Extracted records:
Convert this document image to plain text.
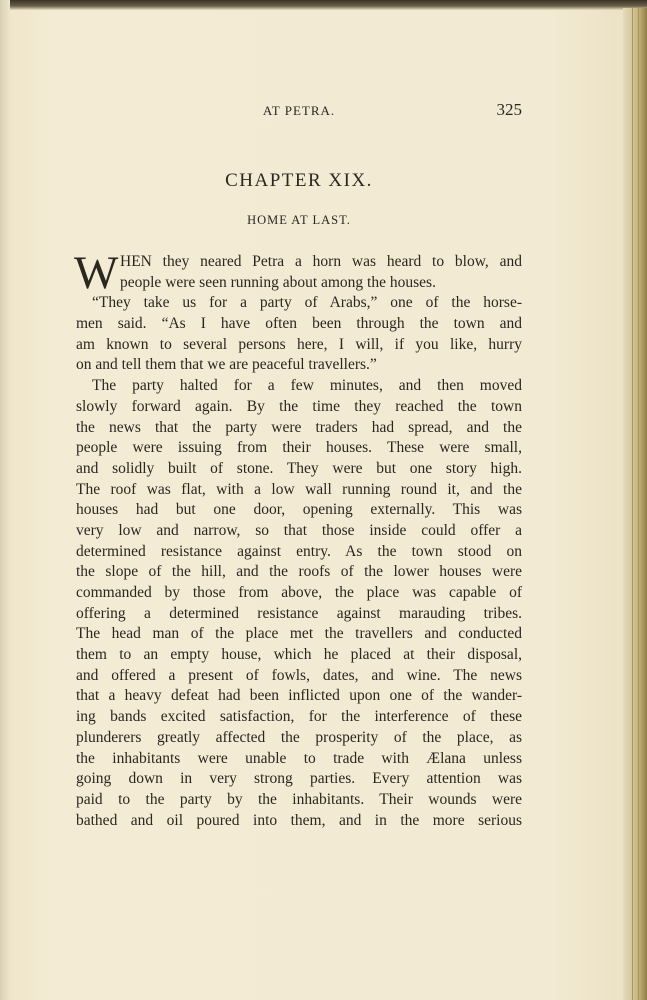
AT PETRA.	325
CHAPTER XIX.
HOME AT LAST.
W HEN they neared Petra a horn was heard to blow, and
people were seen running about among the houses.
“They take us for a party of Arabs,” one of the horse-
men said. “As I have often been through the town and
am known to several persons here, I will, if you like, hurry
on and tell them that we are peaceful travellers.”
The party halted for a few minutes, and then moved
slowly forward again. By the time they reached the town
the news that the party were traders had spread, and the
people were issuing from their houses. These were small,
and solidly built of stone. They were but one story high.
The roof was flat, with a low wall running round it, and the
houses had but one door, opening externally. This was
very low and narrow, so that those inside could offer a
determined resistance against entry. As the town stood on
the slope of the hill, and the roofs of the lower houses were
commanded by those from above, the place was capable of
offering a determined resistance against marauding tribes.
The head man of the place met the travellers and conducted
them to an empty house, which he placed at their disposal,
and offered a present of fowls, dates, and wine. The news
that a heavy defeat had been inflicted upon one of the wander-
ing bands excited satisfaction, for the interference of these
plunderers greatly affected the prosperity of the place, as
the inhabitants were unable to trade with Ælana unless
going down in very strong parties. Every attention was
paid to the party by the inhabitants. Their wounds were
bathed and oil poured into them, and in the more serious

# PROBLEM
Output all the records, word for word, with no pictures in the copy.

# REPLY
Convert this document image to plain text.
AT PETRA.	325
CHAPTER XIX.
HOME AT LAST.
W HEN they neared Petra a horn was heard to blow, and
people were seen running about among the houses.
“They take us for a party of Arabs,” one of the horse-
men said. “As I have often been through the town and
am known to several persons here, I will, if you like, hurry
on and tell them that we are peaceful travellers.”
The party halted for a few minutes, and then moved
slowly forward again. By the time they reached the town
the news that the party were traders had spread, and the
people were issuing from their houses. These were small,
and solidly built of stone. They were but one story high.
The roof was flat, with a low wall running round it, and the
houses had but one door, opening externally. This was
very low and narrow, so that those inside could offer a
determined resistance against entry. As the town stood on
the slope of the hill, and the roofs of the lower houses were
commanded by those from above, the place was capable of
offering a determined resistance against marauding tribes.
The head man of the place met the travellers and conducted
them to an empty house, which he placed at their disposal,
and offered a present of fowls, dates, and wine. The news
that a heavy defeat had been inflicted upon one of the wander-
ing bands excited satisfaction, for the interference of these
plunderers greatly affected the prosperity of the place, as
the inhabitants were unable to trade with Ælana unless
going down in very strong parties. Every attention was
paid to the party by the inhabitants. Their wounds were
bathed and oil poured into them, and in the more serious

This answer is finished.